# Given problem
Here are records with pictures in them. Copy all of them exactly and leave the pictures out.

# Given records
↓↓↓

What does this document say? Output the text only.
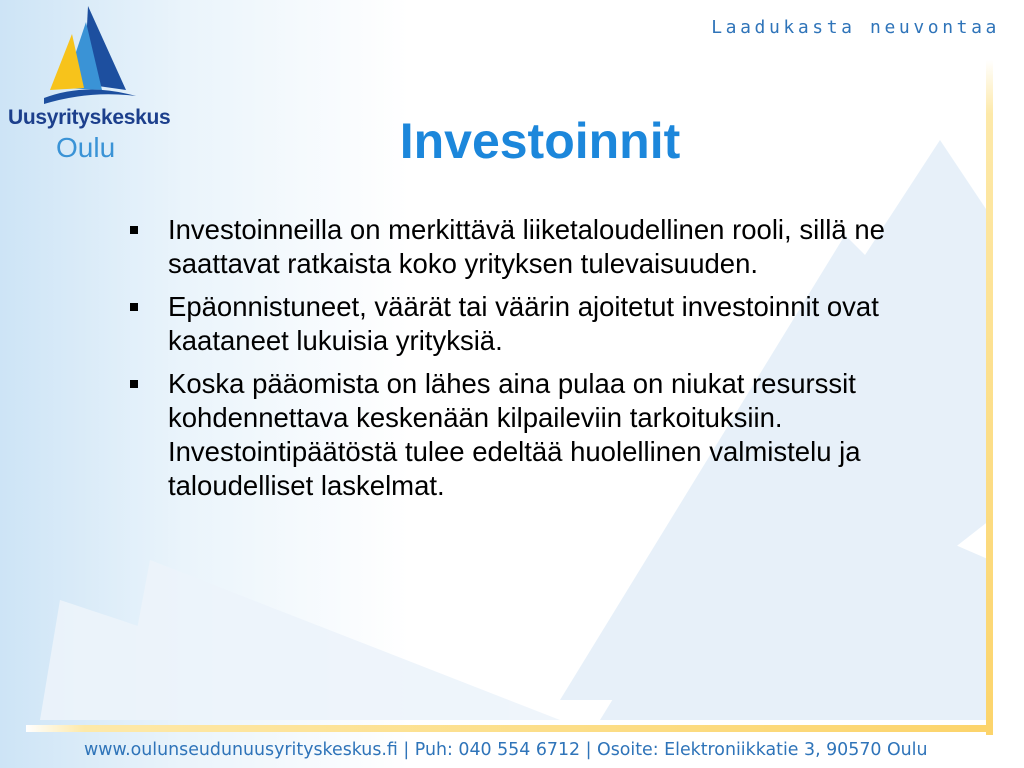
Uusyrityskeskus
Oulu
Laadukasta neuvontaa
Investoinnit
Investoinneilla on merkittävä liiketaloudellinen rooli, sillä ne saattavat ratkaista koko yrityksen tulevaisuuden.
Epäonnistuneet, väärät tai väärin ajoitetut investoinnit ovat kaataneet lukuisia yrityksiä.
Koska pääomista on lähes aina pulaa on niukat resurssit kohdennettava keskenään kilpaileviin tarkoituksiin. Investointipäätöstä tulee edeltää huolellinen valmistelu ja taloudelliset laskelmat.
www.oulunseudunuusyrityskeskus.fi | Puh: 040 554 6712 | Osoite: Elektroniikkatie 3, 90570 Oulu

↑↑↑

# Full solution
What does this document say? Output the text only.
Uusyrityskeskus
Oulu
Laadukasta neuvontaa
Investoinnit
Investoinneilla on merkittävä liiketaloudellinen rooli, sillä ne saattavat ratkaista koko yrityksen tulevaisuuden.
Epäonnistuneet, väärät tai väärin ajoitetut investoinnit ovat kaataneet lukuisia yrityksiä.
Koska pääomista on lähes aina pulaa on niukat resurssit kohdennettava keskenään kilpaileviin tarkoituksiin. Investointipäätöstä tulee edeltää huolellinen valmistelu ja taloudelliset laskelmat.
www.oulunseudunuusyrityskeskus.fi | Puh: 040 554 6712 | Osoite: Elektroniikkatie 3, 90570 Oulu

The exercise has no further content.